** Information given **
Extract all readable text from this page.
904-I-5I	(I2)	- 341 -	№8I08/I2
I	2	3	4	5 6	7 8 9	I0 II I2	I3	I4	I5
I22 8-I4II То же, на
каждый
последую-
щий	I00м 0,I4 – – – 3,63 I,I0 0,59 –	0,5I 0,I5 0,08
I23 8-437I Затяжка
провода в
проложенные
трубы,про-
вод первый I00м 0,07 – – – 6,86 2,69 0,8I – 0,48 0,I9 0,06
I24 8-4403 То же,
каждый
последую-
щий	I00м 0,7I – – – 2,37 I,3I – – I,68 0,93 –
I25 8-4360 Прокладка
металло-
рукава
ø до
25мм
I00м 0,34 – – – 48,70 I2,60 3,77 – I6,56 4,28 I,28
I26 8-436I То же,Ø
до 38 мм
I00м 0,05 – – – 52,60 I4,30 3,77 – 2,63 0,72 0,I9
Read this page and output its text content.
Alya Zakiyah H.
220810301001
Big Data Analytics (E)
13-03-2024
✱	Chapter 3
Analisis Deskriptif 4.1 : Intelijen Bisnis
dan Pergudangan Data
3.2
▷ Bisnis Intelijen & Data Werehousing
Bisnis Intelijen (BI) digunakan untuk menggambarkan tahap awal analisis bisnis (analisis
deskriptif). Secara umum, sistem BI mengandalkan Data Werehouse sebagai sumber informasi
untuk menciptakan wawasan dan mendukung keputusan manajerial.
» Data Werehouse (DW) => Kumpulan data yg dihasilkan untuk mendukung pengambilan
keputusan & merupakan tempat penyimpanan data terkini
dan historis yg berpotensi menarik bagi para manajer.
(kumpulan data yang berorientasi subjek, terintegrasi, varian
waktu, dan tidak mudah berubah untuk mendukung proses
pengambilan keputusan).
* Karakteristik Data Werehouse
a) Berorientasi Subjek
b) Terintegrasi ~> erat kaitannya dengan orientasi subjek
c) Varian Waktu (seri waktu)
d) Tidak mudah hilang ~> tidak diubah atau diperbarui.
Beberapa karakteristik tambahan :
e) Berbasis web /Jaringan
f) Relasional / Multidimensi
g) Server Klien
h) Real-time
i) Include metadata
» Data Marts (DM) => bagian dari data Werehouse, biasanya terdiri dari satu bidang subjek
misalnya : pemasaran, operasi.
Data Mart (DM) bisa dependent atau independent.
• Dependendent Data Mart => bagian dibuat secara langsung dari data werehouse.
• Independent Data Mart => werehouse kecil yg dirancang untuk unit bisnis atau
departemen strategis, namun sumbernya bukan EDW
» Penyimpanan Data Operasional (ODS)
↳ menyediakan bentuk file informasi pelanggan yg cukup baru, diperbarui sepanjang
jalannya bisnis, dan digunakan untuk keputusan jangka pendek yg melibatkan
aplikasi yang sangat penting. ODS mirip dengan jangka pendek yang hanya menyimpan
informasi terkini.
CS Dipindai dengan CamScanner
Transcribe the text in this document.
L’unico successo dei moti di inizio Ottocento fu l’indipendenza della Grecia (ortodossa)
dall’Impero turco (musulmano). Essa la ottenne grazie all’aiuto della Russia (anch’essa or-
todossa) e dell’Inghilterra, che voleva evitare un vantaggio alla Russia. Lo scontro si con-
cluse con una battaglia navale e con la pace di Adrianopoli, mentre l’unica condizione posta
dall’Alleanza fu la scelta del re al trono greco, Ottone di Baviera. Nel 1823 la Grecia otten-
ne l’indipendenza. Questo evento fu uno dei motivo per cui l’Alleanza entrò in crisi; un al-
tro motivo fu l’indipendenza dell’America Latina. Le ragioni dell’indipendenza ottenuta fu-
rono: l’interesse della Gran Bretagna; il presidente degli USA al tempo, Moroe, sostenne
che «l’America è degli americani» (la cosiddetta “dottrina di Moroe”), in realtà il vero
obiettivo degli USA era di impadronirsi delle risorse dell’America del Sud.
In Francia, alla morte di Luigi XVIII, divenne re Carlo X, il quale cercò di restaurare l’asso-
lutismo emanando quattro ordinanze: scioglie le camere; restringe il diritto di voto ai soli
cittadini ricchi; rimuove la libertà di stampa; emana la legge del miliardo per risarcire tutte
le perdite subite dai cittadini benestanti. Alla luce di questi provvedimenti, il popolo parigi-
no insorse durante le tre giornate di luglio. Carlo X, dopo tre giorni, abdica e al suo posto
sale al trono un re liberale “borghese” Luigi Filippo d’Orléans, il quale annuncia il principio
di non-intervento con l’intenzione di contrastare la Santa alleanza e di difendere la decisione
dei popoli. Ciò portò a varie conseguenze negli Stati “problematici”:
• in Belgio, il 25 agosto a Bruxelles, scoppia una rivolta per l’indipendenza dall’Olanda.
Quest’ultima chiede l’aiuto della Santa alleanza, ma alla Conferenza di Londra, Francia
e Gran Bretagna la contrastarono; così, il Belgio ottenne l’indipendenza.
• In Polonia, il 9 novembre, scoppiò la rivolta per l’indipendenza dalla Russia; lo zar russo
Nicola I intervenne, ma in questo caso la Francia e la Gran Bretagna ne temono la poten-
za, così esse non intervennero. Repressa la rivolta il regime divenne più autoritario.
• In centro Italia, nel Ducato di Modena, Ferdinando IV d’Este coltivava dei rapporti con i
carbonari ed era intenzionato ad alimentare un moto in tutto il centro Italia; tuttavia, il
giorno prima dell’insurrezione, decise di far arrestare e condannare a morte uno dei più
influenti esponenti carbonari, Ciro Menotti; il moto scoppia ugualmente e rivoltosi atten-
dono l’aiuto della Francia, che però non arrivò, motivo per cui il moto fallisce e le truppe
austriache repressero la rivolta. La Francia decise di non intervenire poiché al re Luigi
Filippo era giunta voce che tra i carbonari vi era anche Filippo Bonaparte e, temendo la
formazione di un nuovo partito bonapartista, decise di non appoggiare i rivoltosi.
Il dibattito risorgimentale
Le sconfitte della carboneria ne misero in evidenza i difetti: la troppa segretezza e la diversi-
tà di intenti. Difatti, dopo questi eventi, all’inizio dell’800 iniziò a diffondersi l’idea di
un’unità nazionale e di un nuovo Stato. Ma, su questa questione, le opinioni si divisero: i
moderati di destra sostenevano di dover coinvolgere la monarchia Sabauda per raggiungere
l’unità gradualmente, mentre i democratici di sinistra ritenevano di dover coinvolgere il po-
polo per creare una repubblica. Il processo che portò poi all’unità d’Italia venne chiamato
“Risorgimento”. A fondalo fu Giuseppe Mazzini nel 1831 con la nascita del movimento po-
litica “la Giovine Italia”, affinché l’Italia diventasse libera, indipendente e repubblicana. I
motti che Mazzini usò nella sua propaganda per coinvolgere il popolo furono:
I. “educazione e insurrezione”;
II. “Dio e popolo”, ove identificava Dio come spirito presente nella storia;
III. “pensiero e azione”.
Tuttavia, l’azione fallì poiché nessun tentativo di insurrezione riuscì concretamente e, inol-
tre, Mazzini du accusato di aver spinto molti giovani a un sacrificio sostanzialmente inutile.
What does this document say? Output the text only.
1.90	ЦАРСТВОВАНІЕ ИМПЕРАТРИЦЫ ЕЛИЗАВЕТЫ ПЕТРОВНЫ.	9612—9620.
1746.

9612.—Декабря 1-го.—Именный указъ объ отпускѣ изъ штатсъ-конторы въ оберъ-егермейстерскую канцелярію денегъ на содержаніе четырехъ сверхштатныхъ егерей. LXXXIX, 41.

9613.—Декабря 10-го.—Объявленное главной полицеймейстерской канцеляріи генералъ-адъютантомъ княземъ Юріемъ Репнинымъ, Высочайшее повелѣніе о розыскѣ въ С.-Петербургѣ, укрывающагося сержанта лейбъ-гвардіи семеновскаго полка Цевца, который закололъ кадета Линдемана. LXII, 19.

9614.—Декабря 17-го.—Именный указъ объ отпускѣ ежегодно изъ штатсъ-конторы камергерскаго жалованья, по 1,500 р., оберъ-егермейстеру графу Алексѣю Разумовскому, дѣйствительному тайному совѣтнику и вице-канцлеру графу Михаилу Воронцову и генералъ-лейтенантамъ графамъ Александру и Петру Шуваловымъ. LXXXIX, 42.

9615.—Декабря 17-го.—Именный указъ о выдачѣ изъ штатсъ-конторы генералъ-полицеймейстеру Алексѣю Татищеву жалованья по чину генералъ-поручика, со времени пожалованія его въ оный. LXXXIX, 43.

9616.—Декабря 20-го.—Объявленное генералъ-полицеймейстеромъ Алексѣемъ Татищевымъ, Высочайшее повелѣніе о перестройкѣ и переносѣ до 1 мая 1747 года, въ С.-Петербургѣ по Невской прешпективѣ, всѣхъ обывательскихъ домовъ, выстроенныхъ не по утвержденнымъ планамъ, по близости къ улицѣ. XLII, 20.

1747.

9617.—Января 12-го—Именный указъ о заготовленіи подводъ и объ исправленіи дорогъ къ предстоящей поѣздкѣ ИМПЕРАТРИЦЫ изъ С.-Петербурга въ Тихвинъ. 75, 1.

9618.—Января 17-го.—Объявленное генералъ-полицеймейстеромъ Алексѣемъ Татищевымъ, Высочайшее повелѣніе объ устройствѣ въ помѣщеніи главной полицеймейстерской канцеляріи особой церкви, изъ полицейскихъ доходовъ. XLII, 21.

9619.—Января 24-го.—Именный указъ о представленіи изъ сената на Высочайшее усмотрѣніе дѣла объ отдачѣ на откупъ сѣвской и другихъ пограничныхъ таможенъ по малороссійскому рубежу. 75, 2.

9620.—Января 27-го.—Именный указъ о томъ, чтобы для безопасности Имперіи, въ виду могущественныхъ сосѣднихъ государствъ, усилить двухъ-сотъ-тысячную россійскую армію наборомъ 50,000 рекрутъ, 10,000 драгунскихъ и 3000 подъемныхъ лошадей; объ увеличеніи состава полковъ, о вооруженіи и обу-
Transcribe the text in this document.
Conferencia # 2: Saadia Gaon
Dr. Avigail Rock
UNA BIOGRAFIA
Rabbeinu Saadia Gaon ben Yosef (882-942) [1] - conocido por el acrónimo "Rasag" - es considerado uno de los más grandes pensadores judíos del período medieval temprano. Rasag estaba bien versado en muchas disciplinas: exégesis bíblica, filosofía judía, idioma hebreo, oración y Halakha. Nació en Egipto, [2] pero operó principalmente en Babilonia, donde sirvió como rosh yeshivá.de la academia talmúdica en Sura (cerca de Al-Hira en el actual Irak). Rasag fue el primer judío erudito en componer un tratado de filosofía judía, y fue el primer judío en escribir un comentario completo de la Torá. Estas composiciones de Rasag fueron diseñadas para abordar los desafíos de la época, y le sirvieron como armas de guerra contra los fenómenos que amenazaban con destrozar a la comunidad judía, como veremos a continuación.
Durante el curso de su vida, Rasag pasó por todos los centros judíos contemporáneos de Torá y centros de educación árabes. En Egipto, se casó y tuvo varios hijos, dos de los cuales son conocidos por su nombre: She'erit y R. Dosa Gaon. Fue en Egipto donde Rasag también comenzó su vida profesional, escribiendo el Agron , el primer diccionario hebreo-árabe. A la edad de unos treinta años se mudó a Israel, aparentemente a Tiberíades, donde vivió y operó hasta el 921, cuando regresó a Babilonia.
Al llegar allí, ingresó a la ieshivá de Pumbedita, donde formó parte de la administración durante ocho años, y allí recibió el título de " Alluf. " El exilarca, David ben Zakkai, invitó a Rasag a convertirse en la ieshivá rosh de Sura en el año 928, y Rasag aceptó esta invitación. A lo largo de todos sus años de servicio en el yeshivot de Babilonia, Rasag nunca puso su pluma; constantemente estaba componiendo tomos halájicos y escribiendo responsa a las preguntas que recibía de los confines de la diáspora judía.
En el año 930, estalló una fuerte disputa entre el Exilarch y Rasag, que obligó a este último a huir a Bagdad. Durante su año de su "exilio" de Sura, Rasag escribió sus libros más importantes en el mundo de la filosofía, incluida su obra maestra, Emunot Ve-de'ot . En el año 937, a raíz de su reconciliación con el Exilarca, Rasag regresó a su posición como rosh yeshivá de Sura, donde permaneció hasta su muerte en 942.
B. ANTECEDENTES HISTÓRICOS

** Requirement **
Report only how many lines in the records contain the word "nuovo".

** Expected answer **
2